── GIVEN PASSAGE ──

No such analysis was included in the state's recent supplemental environmental impact statement.

Few Disposal Options

All
this would be of substantially less concern if New York were like most
of the other states that produce some radioactive waste during natural
gas drilling. In those states, the waste is re-injected underground.
But in New York, injection disposal wells are uncommon, and those that
do exist aren't licensed to receive radioactive waste or Marcellus
Shale wastewater, according to the EPA. Instead, most drilling
wastewater is treated by municipal or industrial water treatment plants
and discharged back into public waterways.

The radium-laden
wastewater would almost certainly need to be carefully treated by
plants capable of filtering out the radioactive substances. Kessy, the
Fortuna manager, which operates five of the wells with spiked readings
in New York, said the levels are higher than he has seen elsewhere.
Treatment plants in Pennsylvania are accepting Fortuna wastewater with
much lower levels of radioactivity from the company's wells there,
Kessy said, but if plants can't take the higher concentrations, it
could be crippling.

"In the event that they were not able to
comply due to high radioactivity, they would reject the water," Kessy
said. "And if we did not have a viable option for it, our operations
would just shut down. There is no other option."

───
── GIVEN RECORDS ──

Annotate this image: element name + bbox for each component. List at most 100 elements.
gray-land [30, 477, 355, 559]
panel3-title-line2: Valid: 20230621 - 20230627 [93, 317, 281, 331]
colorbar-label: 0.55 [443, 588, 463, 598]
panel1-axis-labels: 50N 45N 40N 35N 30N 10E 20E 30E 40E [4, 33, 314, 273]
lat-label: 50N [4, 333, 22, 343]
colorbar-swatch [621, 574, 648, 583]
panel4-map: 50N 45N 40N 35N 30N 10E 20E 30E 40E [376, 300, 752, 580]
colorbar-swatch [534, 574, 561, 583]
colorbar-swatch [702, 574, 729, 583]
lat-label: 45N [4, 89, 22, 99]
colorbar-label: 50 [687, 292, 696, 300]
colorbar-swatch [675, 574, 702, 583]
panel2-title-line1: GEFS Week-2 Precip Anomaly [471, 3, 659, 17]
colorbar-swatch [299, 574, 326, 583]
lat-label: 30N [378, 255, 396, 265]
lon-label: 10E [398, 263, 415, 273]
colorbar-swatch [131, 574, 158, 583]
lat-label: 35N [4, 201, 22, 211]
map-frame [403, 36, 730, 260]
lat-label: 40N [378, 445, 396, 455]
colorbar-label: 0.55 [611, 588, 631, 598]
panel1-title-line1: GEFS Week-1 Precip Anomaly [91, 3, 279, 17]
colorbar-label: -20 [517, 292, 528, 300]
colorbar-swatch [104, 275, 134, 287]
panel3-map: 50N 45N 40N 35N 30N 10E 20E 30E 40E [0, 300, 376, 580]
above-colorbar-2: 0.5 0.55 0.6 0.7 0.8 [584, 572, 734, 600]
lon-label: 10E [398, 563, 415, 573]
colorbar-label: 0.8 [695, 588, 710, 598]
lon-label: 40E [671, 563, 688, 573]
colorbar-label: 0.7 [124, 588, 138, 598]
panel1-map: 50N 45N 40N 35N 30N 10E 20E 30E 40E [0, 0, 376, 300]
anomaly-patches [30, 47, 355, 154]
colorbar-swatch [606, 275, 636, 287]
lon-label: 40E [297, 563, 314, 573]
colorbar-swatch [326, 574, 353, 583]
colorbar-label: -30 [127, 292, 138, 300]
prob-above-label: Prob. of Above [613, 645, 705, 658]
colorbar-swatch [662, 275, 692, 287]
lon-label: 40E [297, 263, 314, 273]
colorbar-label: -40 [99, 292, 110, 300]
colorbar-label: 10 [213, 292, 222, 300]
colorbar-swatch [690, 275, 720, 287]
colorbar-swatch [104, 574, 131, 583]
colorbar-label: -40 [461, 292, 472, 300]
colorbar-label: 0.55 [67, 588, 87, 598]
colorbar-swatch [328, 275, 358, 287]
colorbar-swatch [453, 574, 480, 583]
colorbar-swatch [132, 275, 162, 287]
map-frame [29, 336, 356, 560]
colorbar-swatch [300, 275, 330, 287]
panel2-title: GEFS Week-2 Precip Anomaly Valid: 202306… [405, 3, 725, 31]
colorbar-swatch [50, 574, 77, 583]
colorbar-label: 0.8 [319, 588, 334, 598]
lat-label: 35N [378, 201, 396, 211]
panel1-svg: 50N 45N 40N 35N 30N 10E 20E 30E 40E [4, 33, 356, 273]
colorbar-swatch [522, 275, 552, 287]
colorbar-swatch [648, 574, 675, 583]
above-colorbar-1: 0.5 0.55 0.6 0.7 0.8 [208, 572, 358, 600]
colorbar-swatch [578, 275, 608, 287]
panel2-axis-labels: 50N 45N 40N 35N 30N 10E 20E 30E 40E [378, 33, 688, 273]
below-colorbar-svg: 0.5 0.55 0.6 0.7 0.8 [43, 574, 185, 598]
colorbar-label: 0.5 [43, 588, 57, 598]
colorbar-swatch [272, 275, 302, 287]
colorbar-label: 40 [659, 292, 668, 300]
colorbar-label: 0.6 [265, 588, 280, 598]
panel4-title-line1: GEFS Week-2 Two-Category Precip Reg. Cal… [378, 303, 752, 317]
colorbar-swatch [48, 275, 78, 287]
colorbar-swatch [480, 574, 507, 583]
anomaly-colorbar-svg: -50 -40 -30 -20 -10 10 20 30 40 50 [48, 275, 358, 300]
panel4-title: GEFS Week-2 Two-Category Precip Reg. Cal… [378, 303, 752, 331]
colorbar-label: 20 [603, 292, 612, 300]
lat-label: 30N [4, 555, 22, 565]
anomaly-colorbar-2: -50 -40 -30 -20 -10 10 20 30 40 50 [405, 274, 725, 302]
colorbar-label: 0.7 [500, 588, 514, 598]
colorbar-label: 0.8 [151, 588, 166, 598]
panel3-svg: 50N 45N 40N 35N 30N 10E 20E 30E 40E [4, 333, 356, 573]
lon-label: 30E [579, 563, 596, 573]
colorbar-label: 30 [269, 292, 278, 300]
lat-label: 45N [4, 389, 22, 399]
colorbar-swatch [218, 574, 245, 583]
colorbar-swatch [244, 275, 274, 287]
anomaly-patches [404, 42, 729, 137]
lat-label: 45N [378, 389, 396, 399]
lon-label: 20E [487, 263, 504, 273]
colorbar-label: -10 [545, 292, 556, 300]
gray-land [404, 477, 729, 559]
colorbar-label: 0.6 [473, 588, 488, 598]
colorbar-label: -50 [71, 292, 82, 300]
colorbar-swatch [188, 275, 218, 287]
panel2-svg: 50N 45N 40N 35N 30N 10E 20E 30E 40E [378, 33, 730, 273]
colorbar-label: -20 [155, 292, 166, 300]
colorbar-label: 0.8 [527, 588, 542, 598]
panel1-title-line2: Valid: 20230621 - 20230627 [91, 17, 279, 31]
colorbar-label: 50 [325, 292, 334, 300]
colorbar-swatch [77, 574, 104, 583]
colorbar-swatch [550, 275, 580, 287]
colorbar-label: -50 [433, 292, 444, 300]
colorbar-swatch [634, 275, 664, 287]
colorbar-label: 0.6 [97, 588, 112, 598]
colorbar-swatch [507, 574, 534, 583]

───

■ APPLY WHAT YOU READ
1. According to the drilling-wastewater passage, what happens to most drilling wastewater in New York?
2. Reproduce everything in the drilling-wastewater passage from "The radium-laden" down to "has seen elsewhere.".
3. Carry on writing the drilling-wastewater passage from the point where it stops.
Nothing in these rows is needed.

■ RESULTS FOR THE EXERCISE
1. Municipal or industrial water treatment plants treat it, then discharge it back into public waterways.

2.
The radium-laden
wastewater would almost certainly need to be carefully treated by
plants capable of filtering out the radioactive substances. Kessy, the
Fortuna manager, which operates five of the wells with spiked readings
in New York, said the levels are higher than he has seen elsewhere.

3.
It is not clear which treatment plants, if any in New York, are capable of handling such material.

DEC
spokesman Yancey Roy said that "there are currently no facilities
specifically designated for treating them." He added that the state
depends on the drilling companies to make sure there is a legal
treatment option for the water, and then reviews those plans.

"The
department has not received any permit submissions from the well
operators that include details about treatment options for the brine
containing NORM," he said. "So we do not know what treatment options
are being considered or how effective NORM removal will be."

ProPublica
contacted several plant managers in central New York who said they
could not take the waste or were not familiar with state regulations.

"We
are not set up to take radioactive substances," said Patricia Pastella,
commissioner of the Onondaga County Department of Water Environment
Protection, which operates the Metropolitan plant in Syracuse, N.Y. "It
does present a problem with disposal."

Filtering the water is
just one of several problems. Plants that can filter out the
radioactive materials are left with a concentrated sludge that has
substantially higher radioactivity than the wastewater. Sludge can also
collect inside the pipes at well sites, in waste pits and in holding
tanks.

Federal laws don't directly address naturally occurring
radioactivity, and the oil and gas industry is exempt from federal laws
dictating handling of toxic waste, leaving the burden on New York
state. New York has laws governing radioactive materials, but the
state's drilling plans don't specify when they would apply.

Experts
who reviewed the concentrations of radioactive metals found in New
York's wastewater said the leftover sludge is likely to exceed the
legal limits for hazardous waste and would need to be shipped to Idaho
or Washington, to some of the only landfills in the country permitted
to accept it.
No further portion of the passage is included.